* Task directions: Give all of the lines again, with nothing added or dropped.

* Material to process:
══════
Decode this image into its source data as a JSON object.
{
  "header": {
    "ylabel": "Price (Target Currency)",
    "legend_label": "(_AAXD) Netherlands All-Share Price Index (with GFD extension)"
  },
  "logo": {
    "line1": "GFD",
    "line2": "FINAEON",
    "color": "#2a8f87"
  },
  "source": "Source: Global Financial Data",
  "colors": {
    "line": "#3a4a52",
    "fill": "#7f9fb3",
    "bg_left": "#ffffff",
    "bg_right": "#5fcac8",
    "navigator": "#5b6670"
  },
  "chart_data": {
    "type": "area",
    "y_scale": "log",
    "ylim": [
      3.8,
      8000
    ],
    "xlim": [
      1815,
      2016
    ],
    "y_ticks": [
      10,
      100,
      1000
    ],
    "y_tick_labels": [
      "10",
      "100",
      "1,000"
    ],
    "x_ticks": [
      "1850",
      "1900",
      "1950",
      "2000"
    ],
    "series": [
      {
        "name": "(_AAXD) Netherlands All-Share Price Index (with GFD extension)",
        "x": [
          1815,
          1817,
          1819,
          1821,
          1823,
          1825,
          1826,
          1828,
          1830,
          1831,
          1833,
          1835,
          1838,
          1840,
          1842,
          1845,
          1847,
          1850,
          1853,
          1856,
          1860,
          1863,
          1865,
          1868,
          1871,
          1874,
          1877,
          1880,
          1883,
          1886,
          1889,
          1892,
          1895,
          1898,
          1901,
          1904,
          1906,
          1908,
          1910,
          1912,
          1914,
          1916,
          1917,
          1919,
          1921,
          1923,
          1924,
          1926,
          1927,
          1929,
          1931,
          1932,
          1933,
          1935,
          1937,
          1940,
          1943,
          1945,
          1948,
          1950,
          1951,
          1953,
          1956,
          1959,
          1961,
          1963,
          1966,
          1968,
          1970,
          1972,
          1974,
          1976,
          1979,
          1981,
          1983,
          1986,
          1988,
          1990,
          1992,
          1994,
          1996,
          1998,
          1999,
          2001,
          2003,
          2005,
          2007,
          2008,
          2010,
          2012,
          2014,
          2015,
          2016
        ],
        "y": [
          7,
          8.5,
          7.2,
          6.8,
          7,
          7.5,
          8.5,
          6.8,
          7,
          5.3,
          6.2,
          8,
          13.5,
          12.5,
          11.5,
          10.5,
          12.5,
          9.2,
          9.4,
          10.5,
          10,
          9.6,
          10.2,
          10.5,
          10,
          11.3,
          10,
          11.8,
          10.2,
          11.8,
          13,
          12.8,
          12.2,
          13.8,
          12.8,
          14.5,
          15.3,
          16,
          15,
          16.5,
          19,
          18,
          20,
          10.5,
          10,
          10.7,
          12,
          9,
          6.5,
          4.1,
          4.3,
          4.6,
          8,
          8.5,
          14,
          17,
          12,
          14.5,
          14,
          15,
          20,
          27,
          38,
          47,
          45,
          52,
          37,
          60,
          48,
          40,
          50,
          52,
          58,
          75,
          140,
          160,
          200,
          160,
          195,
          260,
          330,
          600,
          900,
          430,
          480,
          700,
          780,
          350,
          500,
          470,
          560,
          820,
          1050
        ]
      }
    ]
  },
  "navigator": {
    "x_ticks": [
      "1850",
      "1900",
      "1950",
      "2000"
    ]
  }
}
══════
* Task response:
Decode this image into its source data as a JSON object.
{
  "header": {
    "ylabel": "Price (Target Currency)",
    "legend_label": "(_AAXD) Netherlands All-Share Price Index (with GFD extension)"
  },
  "logo": {
    "line1": "GFD",
    "line2": "FINAEON",
    "color": "#2a8f87"
  },
  "source": "Source: Global Financial Data",
  "colors": {
    "line": "#3a4a52",
    "fill": "#7f9fb3",
    "bg_left": "#ffffff",
    "bg_right": "#5fcac8",
    "navigator": "#5b6670"
  },
  "chart_data": {
    "type": "area",
    "y_scale": "log",
    "ylim": [
      3.8,
      8000
    ],
    "xlim": [
      1815,
      2016
    ],
    "y_ticks": [
      10,
      100,
      1000
    ],
    "y_tick_labels": [
      "10",
      "100",
      "1,000"
    ],
    "x_ticks": [
      "1850",
      "1900",
      "1950",
      "2000"
    ],
    "series": [
      {
        "name": "(_AAXD) Netherlands All-Share Price Index (with GFD extension)",
        "x": [
          1815,
          1817,
          1819,
          1821,
          1823,
          1825,
          1826,
          1828,
          1830,
          1831,
          1833,
          1835,
          1838,
          1840,
          1842,
          1845,
          1847,
          1850,
          1853,
          1856,
          1860,
          1863,
          1865,
          1868,
          1871,
          1874,
          1877,
          1880,
          1883,
          1886,
          1889,
          1892,
          1895,
          1898,
          1901,
          1904,
          1906,
          1908,
          1910,
          1912,
          1914,
          1916,
          1917,
          1919,
          1921,
          1923,
          1924,
          1926,
          1927,
          1929,
          1931,
          1932,
          1933,
          1935,
          1937,
          1940,
          1943,
          1945,
          1948,
          1950,
          1951,
          1953,
          1956,
          1959,
          1961,
          1963,
          1966,
          1968,
          1970,
          1972,
          1974,
          1976,
          1979,
          1981,
          1983,
          1986,
          1988,
          1990,
          1992,
          1994,
          1996,
          1998,
          1999,
          2001,
          2003,
          2005,
          2007,
          2008,
          2010,
          2012,
          2014,
          2015,
          2016
        ],
        "y": [
          7,
          8.5,
          7.2,
          6.8,
          7,
          7.5,
          8.5,
          6.8,
          7,
          5.3,
          6.2,
          8,
          13.5,
          12.5,
          11.5,
          10.5,
          12.5,
          9.2,
          9.4,
          10.5,
          10,
          9.6,
          10.2,
          10.5,
          10,
          11.3,
          10,
          11.8,
          10.2,
          11.8,
          13,
          12.8,
          12.2,
          13.8,
          12.8,
          14.5,
          15.3,
          16,
          15,
          16.5,
          19,
          18,
          20,
          10.5,
          10,
          10.7,
          12,
          9,
          6.5,
          4.1,
          4.3,
          4.6,
          8,
          8.5,
          14,
          17,
          12,
          14.5,
          14,
          15,
          20,
          27,
          38,
          47,
          45,
          52,
          37,
          60,
          48,
          40,
          50,
          52,
          58,
          75,
          140,
          160,
          200,
          160,
          195,
          260,
          330,
          600,
          900,
          430,
          480,
          700,
          780,
          350,
          500,
          470,
          560,
          820,
          1050
        ]
      }
    ]
  },
  "navigator": {
    "x_ticks": [
      "1850",
      "1900",
      "1950",
      "2000"
    ]
  }
}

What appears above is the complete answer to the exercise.